Elias de Cyon (1843–1912, Paris; Figure 11) was a Russian émigré who replicated Flourens’ experiments with rabbits and concluded that the semicrcular canals participated in perceiving the sense of rotation in an 1877 publication.Reference Ribot30 His experiments were conducted by sectioning the acoustic nerves coming from the six canals that generated the same vertiginous sensation as healthy subjects in the Mach, Breuer and Crum Brown experiments did.Reference De Cyon31 In other words, it was impossible for de Cyon to infer that inner-ear fluid movements or the hydrostatic theory was tenable here as nerve section should lead to cessation of such movements induced nerve signal. This led to acrimony between him and Breuer.Reference Wiest and Baloh15 Now we know that both were correct.

**WHAT THE EXERCISE ASKS**: Write the next part of the passage about Elias de Cyon and his experiments on the semicircular canals, starting right after its last sentence. The material that follows has nothing to do with this.

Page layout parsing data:
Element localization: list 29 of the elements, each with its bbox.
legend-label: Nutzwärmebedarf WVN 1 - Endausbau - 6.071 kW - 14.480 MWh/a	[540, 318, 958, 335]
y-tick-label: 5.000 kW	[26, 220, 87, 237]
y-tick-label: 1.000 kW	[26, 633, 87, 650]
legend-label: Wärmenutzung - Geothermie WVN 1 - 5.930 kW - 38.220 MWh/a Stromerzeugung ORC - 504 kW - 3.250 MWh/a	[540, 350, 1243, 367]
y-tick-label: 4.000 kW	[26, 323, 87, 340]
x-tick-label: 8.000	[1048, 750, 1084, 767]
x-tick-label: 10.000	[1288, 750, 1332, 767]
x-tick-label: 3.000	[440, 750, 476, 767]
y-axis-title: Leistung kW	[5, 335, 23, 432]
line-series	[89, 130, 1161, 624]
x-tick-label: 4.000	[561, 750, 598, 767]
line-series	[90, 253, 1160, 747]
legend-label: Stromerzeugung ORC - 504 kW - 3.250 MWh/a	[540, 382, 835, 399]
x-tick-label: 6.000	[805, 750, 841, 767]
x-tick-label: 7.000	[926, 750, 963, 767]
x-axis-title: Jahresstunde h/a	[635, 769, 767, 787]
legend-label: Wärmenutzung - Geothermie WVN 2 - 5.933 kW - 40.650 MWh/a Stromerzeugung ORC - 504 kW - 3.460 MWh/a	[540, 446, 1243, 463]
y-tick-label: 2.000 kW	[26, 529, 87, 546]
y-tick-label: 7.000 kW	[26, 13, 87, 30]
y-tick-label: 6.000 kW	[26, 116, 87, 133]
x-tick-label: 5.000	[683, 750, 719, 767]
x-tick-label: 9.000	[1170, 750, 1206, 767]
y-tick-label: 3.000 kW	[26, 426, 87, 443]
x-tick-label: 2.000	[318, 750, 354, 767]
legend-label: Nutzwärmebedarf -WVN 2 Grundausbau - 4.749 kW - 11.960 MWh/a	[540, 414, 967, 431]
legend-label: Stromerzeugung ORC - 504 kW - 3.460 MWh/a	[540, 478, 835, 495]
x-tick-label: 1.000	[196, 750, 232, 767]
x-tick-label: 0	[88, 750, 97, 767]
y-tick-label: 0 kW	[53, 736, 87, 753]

**ANSWER TO THIS TASK**:
At the time of this tidal wave of exploring vestibular physiology, space was defined to the academic and the general world as an abstract ‘a priori’ sensation that was unconsciously built into the human being according to the traditional philosophy enunciated by the influential German philosopher Immanuel Kant.Reference Aniak, Zalta and Nodelman32 All scientists deliberated within this philosophy and their deliberations did not venture outside its realms, but not de Cyon. He openly challenged this a priori concept of space and contended that space was not an abstract entity but very much an interplay of an inherent semicrcular canal system that with the brain leads to the eventual perception of space.Reference De Cyon33 De Cyon went on to state that his theory also established the traditional Euclidean geometry of three-dimensional space.Reference De Cyon33 His theory created significant controversy not only in the scientific world but also in philosophical debates. It catapulted vestibular science to the world of logical positivism based on verification theories that characterised scientific thought in the modern era to bring science closer to the general audience.Reference Creath, Zalta and Nodelman34
Conclusions
The 19th century was a golden era of discoveries of vestibular function. These groundbreaking discoveries set basic principles, preparing the way for further research in the modern era. There were replications of observations, arguments and counter arguments to establish scientific rationale. The debates and discussions clearly established the vestibular system as a key organ to sense space, providing balance to humans. They also challenged traditional thoughts that remain a largely forgotten aspect in history.